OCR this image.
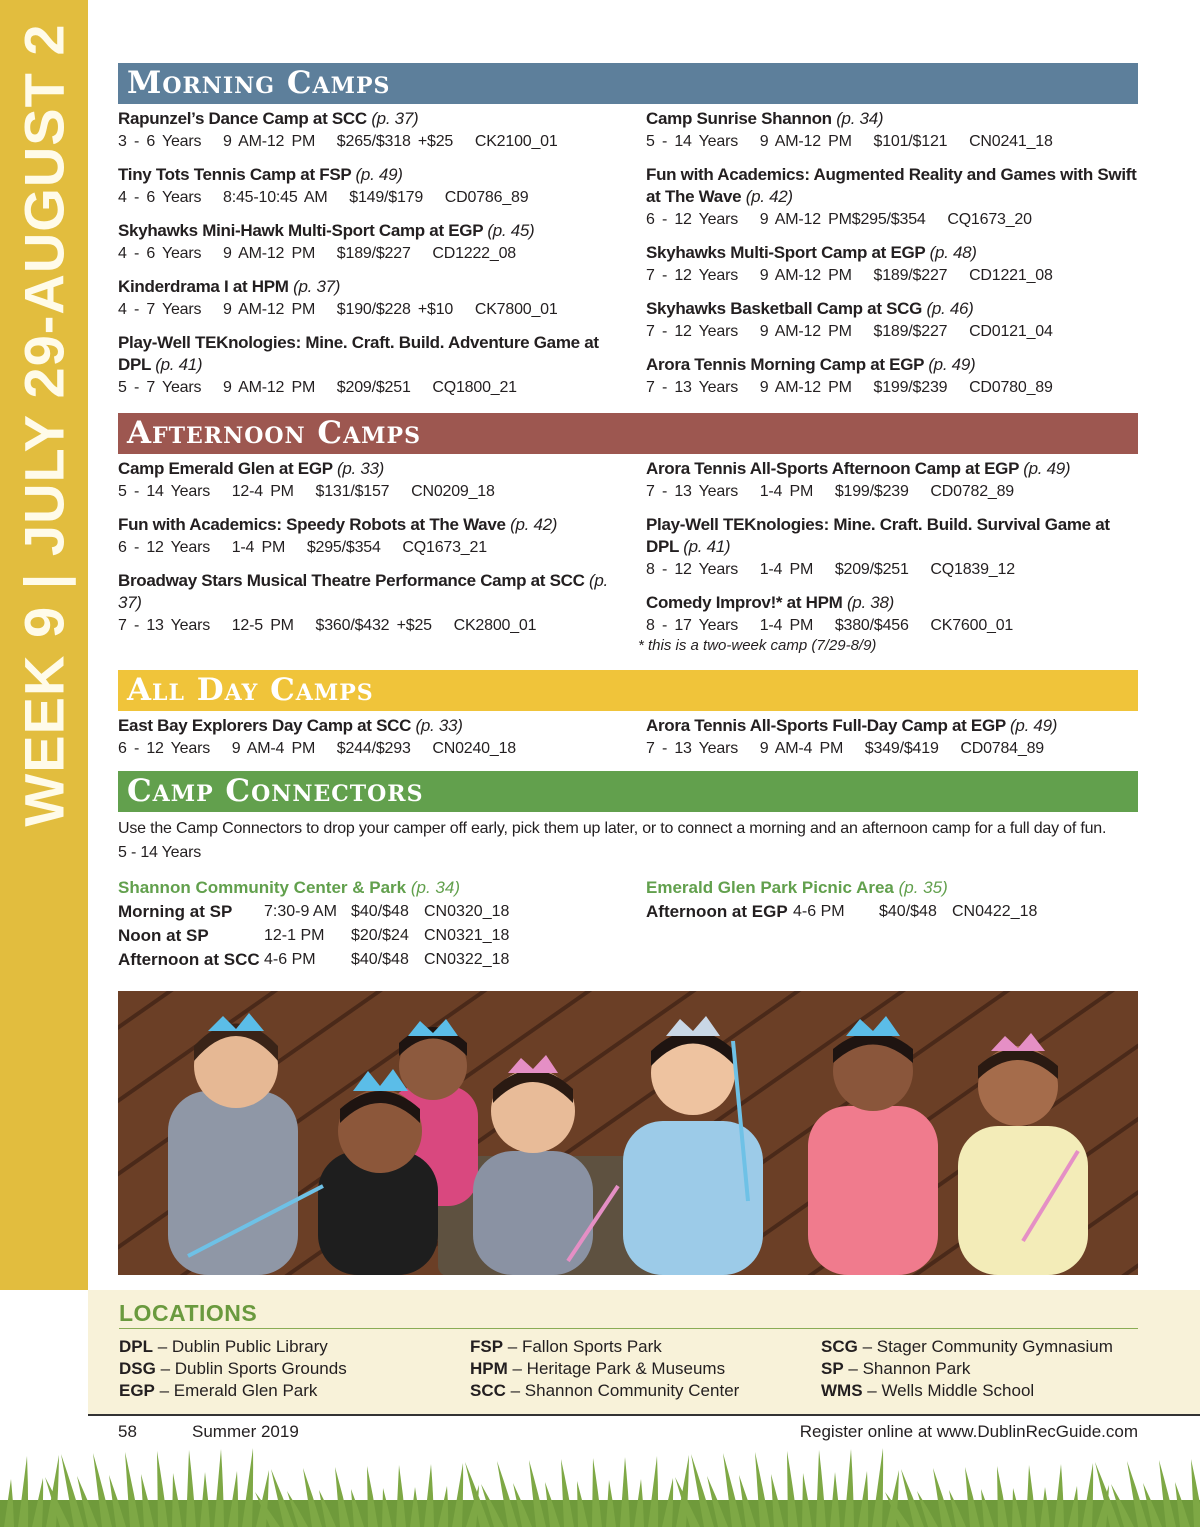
WEEK 9 | JULY 29-AUGUST 2 Morning Camps
Rapunzel’s Dance Camp at SCC (p. 37)
3 - 6 Years   9 AM-12 PM   $265/$318 +$25   CK2100_01
Tiny Tots Tennis Camp at FSP (p. 49)
4 - 6 Years   8:45-10:45 AM   $149/$179   CD0786_89
Skyhawks Mini-Hawk Multi-Sport Camp at EGP (p. 45)
4 - 6 Years   9 AM-12 PM   $189/$227   CD1222_08
Kinderdrama I at HPM (p. 37)
4 - 7 Years   9 AM-12 PM   $190/$228 +$10   CK7800_01
Play-Well TEKnologies: Mine. Craft. Build. Adventure Game at DPL (p. 41)
5 - 7 Years   9 AM-12 PM   $209/$251   CQ1800_21
Camp Sunrise Shannon (p. 34)
5 - 14 Years   9 AM-12 PM   $101/$121   CN0241_18
Fun with Academics: Augmented Reality and Games with Swift at The Wave (p. 42)
6 - 12 Years   9 AM-12 PM$295/$354   CQ1673_20
Skyhawks Multi-Sport Camp at EGP (p. 48)
7 - 12 Years   9 AM-12 PM   $189/$227   CD1221_08
Skyhawks Basketball Camp at SCG (p. 46)
7 - 12 Years   9 AM-12 PM   $189/$227   CD0121_04
Arora Tennis Morning Camp at EGP (p. 49)
7 - 13 Years   9 AM-12 PM   $199/$239   CD0780_89
Afternoon Camps
Camp Emerald Glen at EGP (p. 33)
5 - 14 Years   12-4 PM   $131/$157   CN0209_18
Fun with Academics: Speedy Robots at The Wave (p. 42)
6 - 12 Years   1-4 PM   $295/$354   CQ1673_21
Broadway Stars Musical Theatre Performance Camp at SCC (p. 37)
7 - 13 Years   12-5 PM   $360/$432 +$25   CK2800_01
Arora Tennis All-Sports Afternoon Camp at EGP (p. 49)
7 - 13 Years   1-4 PM   $199/$239   CD0782_89
Play-Well TEKnologies: Mine. Craft. Build. Survival Game at DPL (p. 41)
8 - 12 Years   1-4 PM   $209/$251   CQ1839_12
Comedy Improv!* at HPM (p. 38)
8 - 17 Years   1-4 PM   $380/$456   CK7600_01
* this is a two-week camp (7/29-8/9)
All Day Camps
East Bay Explorers Day Camp at SCC (p. 33)
6 - 12 Years   9 AM-4 PM   $244/$293   CN0240_18
Arora Tennis All-Sports Full-Day Camp at EGP (p. 49)
7 - 13 Years   9 AM-4 PM   $349/$419   CD0784_89
Camp Connectors
Use the Camp Connectors to drop your camper off early, pick them up later, or to connect a morning and an afternoon camp for a full day of fun.
5 - 14 Years
Shannon Community Center & Park (p. 34)
Morning at SP	7:30-9 AM $40/$48 CN0320_18
Noon at SP	12-1 PM	$20/$24 CN0321_18
Afternoon at SCC 4-6 PM	$40/$48 CN0322_18
Emerald Glen Park Picnic Area (p. 35)
Afternoon at EGP 4-6 PM	$40/$48 CN0422_18
LOCATIONS
DPL – Dublin Public Library
DSG – Dublin Sports Grounds
EGP – Emerald Glen Park
FSP – Fallon Sports Park
HPM – Heritage Park & Museums
SCC – Shannon Community Center
SCG – Stager Community Gymnasium
SP – Shannon Park
WMS – Wells Middle School
58	Summer 2019	Register online at www.DublinRecGuide.com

_ _ _ _

- _THE TASK_: Leaving all pictures aside, quote each record exactly.

- _ANSWER FOR THE TASK_:
OCR this image.
WEEK 9 | JULY 29-AUGUST 2 Morning Camps
Rapunzel’s Dance Camp at SCC (p. 37)
3 - 6 Years   9 AM-12 PM   $265/$318 +$25   CK2100_01
Tiny Tots Tennis Camp at FSP (p. 49)
4 - 6 Years   8:45-10:45 AM   $149/$179   CD0786_89
Skyhawks Mini-Hawk Multi-Sport Camp at EGP (p. 45)
4 - 6 Years   9 AM-12 PM   $189/$227   CD1222_08
Kinderdrama I at HPM (p. 37)
4 - 7 Years   9 AM-12 PM   $190/$228 +$10   CK7800_01
Play-Well TEKnologies: Mine. Craft. Build. Adventure Game at DPL (p. 41)
5 - 7 Years   9 AM-12 PM   $209/$251   CQ1800_21
Camp Sunrise Shannon (p. 34)
5 - 14 Years   9 AM-12 PM   $101/$121   CN0241_18
Fun with Academics: Augmented Reality and Games with Swift at The Wave (p. 42)
6 - 12 Years   9 AM-12 PM$295/$354   CQ1673_20
Skyhawks Multi-Sport Camp at EGP (p. 48)
7 - 12 Years   9 AM-12 PM   $189/$227   CD1221_08
Skyhawks Basketball Camp at SCG (p. 46)
7 - 12 Years   9 AM-12 PM   $189/$227   CD0121_04
Arora Tennis Morning Camp at EGP (p. 49)
7 - 13 Years   9 AM-12 PM   $199/$239   CD0780_89
Afternoon Camps
Camp Emerald Glen at EGP (p. 33)
5 - 14 Years   12-4 PM   $131/$157   CN0209_18
Fun with Academics: Speedy Robots at The Wave (p. 42)
6 - 12 Years   1-4 PM   $295/$354   CQ1673_21
Broadway Stars Musical Theatre Performance Camp at SCC (p. 37)
7 - 13 Years   12-5 PM   $360/$432 +$25   CK2800_01
Arora Tennis All-Sports Afternoon Camp at EGP (p. 49)
7 - 13 Years   1-4 PM   $199/$239   CD0782_89
Play-Well TEKnologies: Mine. Craft. Build. Survival Game at DPL (p. 41)
8 - 12 Years   1-4 PM   $209/$251   CQ1839_12
Comedy Improv!* at HPM (p. 38)
8 - 17 Years   1-4 PM   $380/$456   CK7600_01
* this is a two-week camp (7/29-8/9)
All Day Camps
East Bay Explorers Day Camp at SCC (p. 33)
6 - 12 Years   9 AM-4 PM   $244/$293   CN0240_18
Arora Tennis All-Sports Full-Day Camp at EGP (p. 49)
7 - 13 Years   9 AM-4 PM   $349/$419   CD0784_89
Camp Connectors
Use the Camp Connectors to drop your camper off early, pick them up later, or to connect a morning and an afternoon camp for a full day of fun.
5 - 14 Years
Shannon Community Center & Park (p. 34)
Morning at SP	7:30-9 AM $40/$48 CN0320_18
Noon at SP	12-1 PM	$20/$24 CN0321_18
Afternoon at SCC 4-6 PM	$40/$48 CN0322_18
Emerald Glen Park Picnic Area (p. 35)
Afternoon at EGP 4-6 PM	$40/$48 CN0422_18
LOCATIONS
DPL – Dublin Public Library
DSG – Dublin Sports Grounds
EGP – Emerald Glen Park
FSP – Fallon Sports Park
HPM – Heritage Park & Museums
SCC – Shannon Community Center
SCG – Stager Community Gymnasium
SP – Shannon Park
WMS – Wells Middle School
58	Summer 2019	Register online at www.DublinRecGuide.com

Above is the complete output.